> [Task item] Write out, word for word, the part of the post about the scholars between "For the sake" and "sails pretty fast.", inclusive.

> [Provided text]
-*-*-
Hoo baby baby I have five little squirts and I am ALIIIIIVE because I love this specific selection of questions!!
I’m on mobile so there isn’t any formatting or gifs this time, but I will edit it on my PC later what it isn’t dead XD.
For the sake of brevity I’m only gonna include a scholar if the question applies to them well.
✨✨✨✨✨
30. Is your scholar self-conscious about anything? If so, what is that thing?
❤️ Lillie: YES. Lillie always feels like she is annoying people. Because she is so hyper and talkative she gets told to shut up or to slow down a lot, usually in polite ways, but as a consequence of her lower self esteem it takes the wind out of her sails pretty fast.
❤️ Darcy: He feels like he is expected to be a clone of his sister and has a huge inferiority complex. It doesn’t help that he’s also trans which means being compared to his sister not only strips him of individuality, but also triggers dysphoria.
❤️ Abby: She’s self conscious about what the media says about her. When in public she clings to her security guard and wears identity concealing clothes like how Michael Jackson used to put paper bags on his kids heads to hide them from the media.
31. Does your scholar get along with their parents or guardians?
❤️ Lillie: Heck yes. Her parents helped her get out on puberty blockers at 10 and managed to assist her in changing her legal name and gender by 16 even though her grandparents disapproved.
❤️ Vivi&Darcy: Yes. They have three parents, two mothers and a father, in a polygamous relationship. This made it easier to raise twins for the parents and so there was less drama during their formative years.
❤️ Flora:Of all my scholars, Flora has the best parental relationship. Her biological mother and her stepmother both are open minded. They made sure Flora was humble and aware of her privileges and also the power she has to help others.
When Flora messes up or makes a mistake, they don’t berate her endlessly but they sit her down and get her to reflect on what she’s done and how to avoid it again later.
❤️ Abby: She was taken by CPS from her birth parents at age 8 so that goes without saying how she gets along with THOSE parents. Her adoptive parents took her in because when they went to the adoption centre in search of a baby they fell in love with 12 year old her instead.
They are constantly doing what they can to help her heal from her trauma, and have studied up about her culture to make sure she never loses touch with it despite now living in a whole new world. They are very proud of her artistic achievements and are the first ones to buy her albums.
32. What is their sexuality?
-*-*-
> [Material provided]
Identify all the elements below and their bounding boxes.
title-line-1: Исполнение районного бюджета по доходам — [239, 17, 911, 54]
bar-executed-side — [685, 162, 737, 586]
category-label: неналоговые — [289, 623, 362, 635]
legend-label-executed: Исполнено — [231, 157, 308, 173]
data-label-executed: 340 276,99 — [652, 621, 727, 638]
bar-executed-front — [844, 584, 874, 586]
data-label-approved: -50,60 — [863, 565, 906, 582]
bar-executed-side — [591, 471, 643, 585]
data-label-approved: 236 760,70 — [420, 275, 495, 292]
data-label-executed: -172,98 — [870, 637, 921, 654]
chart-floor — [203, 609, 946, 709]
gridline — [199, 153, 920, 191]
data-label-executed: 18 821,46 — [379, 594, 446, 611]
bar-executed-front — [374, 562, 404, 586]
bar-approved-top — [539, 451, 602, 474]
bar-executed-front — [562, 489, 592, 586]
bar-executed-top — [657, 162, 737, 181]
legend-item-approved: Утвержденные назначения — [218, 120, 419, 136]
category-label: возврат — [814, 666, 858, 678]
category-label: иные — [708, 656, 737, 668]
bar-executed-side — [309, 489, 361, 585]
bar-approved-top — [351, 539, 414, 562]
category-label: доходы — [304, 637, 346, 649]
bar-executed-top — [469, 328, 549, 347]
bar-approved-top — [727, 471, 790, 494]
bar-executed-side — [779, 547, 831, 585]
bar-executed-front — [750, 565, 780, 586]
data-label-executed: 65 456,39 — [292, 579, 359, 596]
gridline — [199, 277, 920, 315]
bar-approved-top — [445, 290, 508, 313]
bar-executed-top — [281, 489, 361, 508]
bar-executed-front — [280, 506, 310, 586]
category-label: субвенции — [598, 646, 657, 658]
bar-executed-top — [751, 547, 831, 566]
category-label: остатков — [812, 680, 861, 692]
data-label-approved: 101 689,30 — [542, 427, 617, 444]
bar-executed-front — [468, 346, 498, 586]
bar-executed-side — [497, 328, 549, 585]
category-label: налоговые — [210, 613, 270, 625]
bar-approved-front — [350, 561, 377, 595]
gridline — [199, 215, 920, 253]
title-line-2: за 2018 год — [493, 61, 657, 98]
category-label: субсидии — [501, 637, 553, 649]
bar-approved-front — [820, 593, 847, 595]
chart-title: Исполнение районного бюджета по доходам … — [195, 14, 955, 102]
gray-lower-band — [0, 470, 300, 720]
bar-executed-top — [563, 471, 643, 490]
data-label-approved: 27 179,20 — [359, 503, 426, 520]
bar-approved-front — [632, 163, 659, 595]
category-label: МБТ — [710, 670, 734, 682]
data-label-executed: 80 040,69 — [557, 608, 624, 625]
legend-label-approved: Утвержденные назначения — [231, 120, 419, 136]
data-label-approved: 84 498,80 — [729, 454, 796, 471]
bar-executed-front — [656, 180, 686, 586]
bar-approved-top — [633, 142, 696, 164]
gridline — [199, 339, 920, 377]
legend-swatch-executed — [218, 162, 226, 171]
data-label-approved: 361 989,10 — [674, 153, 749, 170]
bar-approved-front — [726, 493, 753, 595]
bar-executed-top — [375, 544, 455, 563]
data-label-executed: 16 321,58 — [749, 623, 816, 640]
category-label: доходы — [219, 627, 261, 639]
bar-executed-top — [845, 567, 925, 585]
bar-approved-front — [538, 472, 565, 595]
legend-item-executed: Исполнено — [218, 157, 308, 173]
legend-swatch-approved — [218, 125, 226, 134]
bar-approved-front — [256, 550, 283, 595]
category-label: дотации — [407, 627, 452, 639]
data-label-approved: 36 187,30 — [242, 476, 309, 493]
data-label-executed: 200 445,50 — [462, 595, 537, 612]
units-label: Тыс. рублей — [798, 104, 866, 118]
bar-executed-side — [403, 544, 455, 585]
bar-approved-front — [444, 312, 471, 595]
-*-*-
> [Exercise response]
For the sake of brevity I’m only gonna include a scholar if the question applies to them well.
✨✨✨✨✨
30. Is your scholar self-conscious about anything? If so, what is that thing?
❤️ Lillie: YES. Lillie always feels like she is annoying people. Because she is so hyper and talkative she gets told to shut up or to slow down a lot, usually in polite ways, but as a consequence of her lower self esteem it takes the wind out of her sails pretty fast.